Figure collection entries
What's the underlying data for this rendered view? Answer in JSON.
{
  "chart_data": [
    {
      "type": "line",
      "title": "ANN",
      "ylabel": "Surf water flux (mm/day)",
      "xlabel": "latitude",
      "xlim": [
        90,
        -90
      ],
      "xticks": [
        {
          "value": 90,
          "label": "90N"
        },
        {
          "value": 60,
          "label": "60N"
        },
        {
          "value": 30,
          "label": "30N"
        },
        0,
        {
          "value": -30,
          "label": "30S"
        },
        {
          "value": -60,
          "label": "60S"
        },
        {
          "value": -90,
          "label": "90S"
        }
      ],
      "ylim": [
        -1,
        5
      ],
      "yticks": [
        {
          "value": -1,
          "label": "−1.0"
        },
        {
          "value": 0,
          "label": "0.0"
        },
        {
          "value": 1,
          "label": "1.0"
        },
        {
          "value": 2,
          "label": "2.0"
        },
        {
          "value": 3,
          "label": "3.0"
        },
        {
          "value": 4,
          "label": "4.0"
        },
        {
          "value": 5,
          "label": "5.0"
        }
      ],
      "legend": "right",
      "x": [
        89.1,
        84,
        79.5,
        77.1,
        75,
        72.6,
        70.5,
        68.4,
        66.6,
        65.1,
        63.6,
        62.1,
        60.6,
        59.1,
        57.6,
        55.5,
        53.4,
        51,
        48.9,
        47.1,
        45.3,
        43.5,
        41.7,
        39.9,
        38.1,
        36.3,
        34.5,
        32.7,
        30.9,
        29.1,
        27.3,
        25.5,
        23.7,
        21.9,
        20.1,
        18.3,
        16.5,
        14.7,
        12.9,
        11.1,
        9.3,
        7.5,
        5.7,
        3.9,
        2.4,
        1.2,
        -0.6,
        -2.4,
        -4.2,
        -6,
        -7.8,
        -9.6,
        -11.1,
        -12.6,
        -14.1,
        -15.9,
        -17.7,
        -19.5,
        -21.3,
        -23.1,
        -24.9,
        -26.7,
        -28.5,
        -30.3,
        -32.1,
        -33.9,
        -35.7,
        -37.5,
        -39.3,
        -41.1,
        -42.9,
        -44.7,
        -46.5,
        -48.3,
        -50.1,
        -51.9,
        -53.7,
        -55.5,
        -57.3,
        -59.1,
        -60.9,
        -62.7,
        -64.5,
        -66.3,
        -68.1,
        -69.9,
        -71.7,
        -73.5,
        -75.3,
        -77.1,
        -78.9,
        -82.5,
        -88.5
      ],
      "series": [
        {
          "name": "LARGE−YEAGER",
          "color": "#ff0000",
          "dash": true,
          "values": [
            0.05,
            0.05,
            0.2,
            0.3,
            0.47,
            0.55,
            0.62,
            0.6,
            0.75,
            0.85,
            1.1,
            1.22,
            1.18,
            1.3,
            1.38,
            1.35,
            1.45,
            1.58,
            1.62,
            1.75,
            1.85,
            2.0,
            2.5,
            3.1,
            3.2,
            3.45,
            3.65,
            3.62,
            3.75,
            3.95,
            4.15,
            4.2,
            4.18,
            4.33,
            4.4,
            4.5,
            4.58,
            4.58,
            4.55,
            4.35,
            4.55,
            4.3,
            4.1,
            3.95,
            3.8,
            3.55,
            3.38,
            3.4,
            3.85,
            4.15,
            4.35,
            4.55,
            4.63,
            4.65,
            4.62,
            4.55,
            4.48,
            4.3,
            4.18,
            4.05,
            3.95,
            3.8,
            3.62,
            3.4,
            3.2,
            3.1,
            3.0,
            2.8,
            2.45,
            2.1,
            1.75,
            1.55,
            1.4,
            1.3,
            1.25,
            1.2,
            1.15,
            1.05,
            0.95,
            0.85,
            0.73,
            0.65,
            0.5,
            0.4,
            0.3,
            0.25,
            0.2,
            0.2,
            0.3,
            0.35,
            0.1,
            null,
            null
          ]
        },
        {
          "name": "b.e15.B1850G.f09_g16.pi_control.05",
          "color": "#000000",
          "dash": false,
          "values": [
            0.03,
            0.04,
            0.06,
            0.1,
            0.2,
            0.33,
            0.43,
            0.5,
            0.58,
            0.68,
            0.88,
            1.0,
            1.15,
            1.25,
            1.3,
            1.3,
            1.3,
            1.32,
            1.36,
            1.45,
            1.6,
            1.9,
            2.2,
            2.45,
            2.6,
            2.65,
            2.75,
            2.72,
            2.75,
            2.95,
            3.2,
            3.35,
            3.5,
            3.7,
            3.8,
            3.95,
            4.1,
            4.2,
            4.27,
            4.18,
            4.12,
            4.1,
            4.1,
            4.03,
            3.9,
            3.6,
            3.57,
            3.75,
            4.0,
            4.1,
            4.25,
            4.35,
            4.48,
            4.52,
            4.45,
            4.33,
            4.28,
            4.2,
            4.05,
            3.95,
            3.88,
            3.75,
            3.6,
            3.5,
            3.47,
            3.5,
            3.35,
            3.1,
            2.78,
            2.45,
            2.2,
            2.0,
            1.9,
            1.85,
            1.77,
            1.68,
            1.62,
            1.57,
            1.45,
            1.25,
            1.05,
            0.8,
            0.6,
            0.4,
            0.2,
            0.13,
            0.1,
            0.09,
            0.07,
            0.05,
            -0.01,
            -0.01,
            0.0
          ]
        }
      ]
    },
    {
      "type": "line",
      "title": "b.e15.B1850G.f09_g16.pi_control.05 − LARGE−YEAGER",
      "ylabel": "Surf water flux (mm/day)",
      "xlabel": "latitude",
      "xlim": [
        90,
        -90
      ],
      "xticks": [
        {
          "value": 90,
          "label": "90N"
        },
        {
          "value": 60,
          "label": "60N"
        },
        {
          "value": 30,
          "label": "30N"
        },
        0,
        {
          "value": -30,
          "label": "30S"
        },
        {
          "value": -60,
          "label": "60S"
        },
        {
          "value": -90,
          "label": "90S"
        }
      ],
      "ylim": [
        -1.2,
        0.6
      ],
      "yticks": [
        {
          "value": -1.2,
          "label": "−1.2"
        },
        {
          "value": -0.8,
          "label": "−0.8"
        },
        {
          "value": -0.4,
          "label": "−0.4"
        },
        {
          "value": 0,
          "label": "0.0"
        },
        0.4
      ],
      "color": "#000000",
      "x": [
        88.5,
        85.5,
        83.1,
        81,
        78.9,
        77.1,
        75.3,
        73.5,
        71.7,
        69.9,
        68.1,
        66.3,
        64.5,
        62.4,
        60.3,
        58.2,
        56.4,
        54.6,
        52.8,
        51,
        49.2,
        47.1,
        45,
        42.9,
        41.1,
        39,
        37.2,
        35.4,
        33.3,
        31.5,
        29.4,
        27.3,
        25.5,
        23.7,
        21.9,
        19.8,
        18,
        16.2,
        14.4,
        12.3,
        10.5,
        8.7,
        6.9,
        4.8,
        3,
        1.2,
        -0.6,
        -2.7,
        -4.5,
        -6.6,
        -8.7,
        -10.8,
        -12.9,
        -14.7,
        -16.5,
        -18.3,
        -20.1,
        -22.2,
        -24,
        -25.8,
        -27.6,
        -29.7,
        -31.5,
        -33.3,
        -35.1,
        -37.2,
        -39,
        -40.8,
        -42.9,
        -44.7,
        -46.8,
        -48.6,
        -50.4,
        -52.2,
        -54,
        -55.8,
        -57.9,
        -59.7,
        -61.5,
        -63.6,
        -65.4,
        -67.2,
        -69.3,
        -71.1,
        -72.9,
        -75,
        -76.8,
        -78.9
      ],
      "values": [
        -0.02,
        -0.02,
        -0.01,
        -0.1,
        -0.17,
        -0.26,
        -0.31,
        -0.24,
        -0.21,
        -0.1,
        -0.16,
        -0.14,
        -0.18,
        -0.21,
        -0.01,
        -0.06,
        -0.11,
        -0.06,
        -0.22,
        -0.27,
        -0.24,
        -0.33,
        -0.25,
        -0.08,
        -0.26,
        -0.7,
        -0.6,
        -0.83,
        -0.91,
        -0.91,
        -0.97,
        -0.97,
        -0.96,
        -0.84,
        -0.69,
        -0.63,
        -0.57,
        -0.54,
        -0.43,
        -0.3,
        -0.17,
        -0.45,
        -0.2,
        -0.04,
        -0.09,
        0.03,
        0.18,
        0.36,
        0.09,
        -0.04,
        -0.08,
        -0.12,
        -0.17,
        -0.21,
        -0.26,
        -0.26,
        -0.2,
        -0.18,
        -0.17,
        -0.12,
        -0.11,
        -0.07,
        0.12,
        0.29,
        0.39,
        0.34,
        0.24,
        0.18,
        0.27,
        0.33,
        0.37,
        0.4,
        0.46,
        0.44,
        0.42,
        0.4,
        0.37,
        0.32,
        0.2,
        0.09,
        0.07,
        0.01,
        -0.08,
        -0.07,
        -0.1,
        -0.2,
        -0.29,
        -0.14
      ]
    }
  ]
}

▶ [SHORT PROBLEM]: Identify each line in the records above containing the word "LARGE"; copy those lines.

▶ [REPLY]:
          "name": "LARGE−YEAGER",
      "title": "b.e15.B1850G.f09_g16.pi_control.05 − LARGE−YEAGER",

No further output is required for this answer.